_Aufgabe A_. Gib aus dem zitierten Abschnitt über Autoangriffe genau den Teil aus, der mit den Worten „Das Musterbeispiel eines“ beginnt und mit „verletzt wurden.“ endet.
_Aufgabe B_. Greife den zitierten Abschnitt über die Autoangriffe des IS dort auf, wo er aufhört, und schreibe ihn im selben Stil weiter.

╭─ Zitierter Abschnitt

In der dritten Ausgabe des IS-Onlinemagazins Rumiyah werden solche
Autoangriffe schaurig detailliert besprochen: „Obwohl es ein wesentlicher
Teil modernen Lebens ist, begreifen nur Wenige das tödliche und
zerstörerische Potential eines Kraftfahrzeuges und die Möglichkeit, damit
eine hohe Opferzahl zu erzielen, wenn es wohlüberlegt eingesetzt wird. Die
Methode eines solchen Angriffes ist, ein Auto mit hoher Geschwindigkeit in
eine Versammlung von Ungläubigen zu stürzen und dabei ihre Körper mit dem
harten Autorahmen zu zerschmettern, während man sich vorwärts bewegt und
eine Spur der Verwüstung hinterlässt – unter Reifen und Fahrwerk zermalmt
man ihre Köpfe, Körper und Gliedmaßen.“
Der Lieferwagen, der beim Anschlag in Barcelona genutzt wurde, passt zu den
Anweisungen, die der IS an seine Unterstützer herausgibt: Um eine hohe Zahl
an Toten zu erreichen, sollte ein einfach lenkbares Auto mit erhöhtem
Fahrgestell genutzt werden. Auch das Stehlen von Ausweisen, um damit einen
Wagen zu mieten, wie es wohl in Barcelona geschah, wird explizit empfohlen.
Das Musterbeispiel eines solchen Angriffes bleibt jedoch der Anschlag im
Juli 2016 in Nizza mit einem LKW, bei dem 86 Menschen starben und Hunderte
verletzt wurden.

╰─
╭─ Datenauszüge

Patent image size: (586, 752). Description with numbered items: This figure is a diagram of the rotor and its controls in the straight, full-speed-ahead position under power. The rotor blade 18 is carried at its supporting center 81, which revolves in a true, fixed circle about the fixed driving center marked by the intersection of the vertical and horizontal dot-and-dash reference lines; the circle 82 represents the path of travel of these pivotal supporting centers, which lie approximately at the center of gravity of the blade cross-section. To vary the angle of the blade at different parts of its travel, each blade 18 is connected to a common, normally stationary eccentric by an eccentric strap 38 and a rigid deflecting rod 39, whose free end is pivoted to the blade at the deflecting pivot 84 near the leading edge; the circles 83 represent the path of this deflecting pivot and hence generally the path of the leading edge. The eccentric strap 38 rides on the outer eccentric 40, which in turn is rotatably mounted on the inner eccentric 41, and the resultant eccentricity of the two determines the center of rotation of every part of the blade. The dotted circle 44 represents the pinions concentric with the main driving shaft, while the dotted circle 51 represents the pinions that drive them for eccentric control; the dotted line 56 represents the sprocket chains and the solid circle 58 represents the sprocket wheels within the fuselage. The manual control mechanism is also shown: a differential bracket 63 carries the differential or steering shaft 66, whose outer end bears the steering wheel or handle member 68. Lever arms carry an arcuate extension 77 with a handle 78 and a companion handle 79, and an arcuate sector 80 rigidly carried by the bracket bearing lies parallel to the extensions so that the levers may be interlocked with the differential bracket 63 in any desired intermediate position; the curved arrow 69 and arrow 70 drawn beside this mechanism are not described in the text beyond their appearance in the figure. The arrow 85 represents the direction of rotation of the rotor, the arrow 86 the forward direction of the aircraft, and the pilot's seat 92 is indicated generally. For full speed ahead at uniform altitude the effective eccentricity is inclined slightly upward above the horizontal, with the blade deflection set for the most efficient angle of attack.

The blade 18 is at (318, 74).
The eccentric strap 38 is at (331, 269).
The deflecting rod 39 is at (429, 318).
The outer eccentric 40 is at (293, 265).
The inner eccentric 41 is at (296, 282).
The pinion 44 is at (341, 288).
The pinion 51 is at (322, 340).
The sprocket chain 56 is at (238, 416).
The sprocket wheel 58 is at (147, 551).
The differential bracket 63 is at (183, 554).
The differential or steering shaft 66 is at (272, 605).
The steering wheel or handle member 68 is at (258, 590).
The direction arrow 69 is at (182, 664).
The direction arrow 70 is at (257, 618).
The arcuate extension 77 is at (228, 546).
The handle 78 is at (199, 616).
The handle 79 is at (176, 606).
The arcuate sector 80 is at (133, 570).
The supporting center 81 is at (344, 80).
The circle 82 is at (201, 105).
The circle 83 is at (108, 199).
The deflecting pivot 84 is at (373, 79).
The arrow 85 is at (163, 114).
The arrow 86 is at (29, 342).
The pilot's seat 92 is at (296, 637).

╰─

_Aufgabenergebnis A_.
Das Musterbeispiel eines solchen Angriffes bleibt jedoch der Anschlag im
Juli 2016 in Nizza mit einem LKW, bei dem 86 Menschen starben und Hunderte
verletzt wurden.

_Aufgabenergebnis B_.
## Direkte IS-Beteiligung
Schon seit Monaten bezeichnet der IS solche Angriffe als eine „gerechte
Terrortaktik“. Deshalb ist es auch nicht überraschend, dass die
Geheimdienst-Einheit des IS, Emni, inzwischen vor allem auf solche Angriffe
setzt, insbesondere in Europa. In der arabischen [2][Bekennerbotschaft des
IS zum Anschlag in Barcelona ist die Rede von einer
„Sicherheitsdienst-Quelle“] – ein Hinweis auf eine direkte Beteiligung der
geheimen IS-Einheit.
Auch wenn dies noch nicht bestätigt ist, ist es höchstwahrscheinlich, dass
IS-Verbindungspersonen – wie auch bei früheren Angriffen – die
Dschihadistenzelle von Barcelona dirigierten. Die Ermittlungen europäischer
Sicherheitsdienste zu früheren Angriffen haben gezeigt, dass solche
Kontakte die wichtigste Verbindung zwischen dem IS in Syrien und Irak und
den meist unabhängig agierenden und vor Ort radikalisierten Tätern in
Europa sind.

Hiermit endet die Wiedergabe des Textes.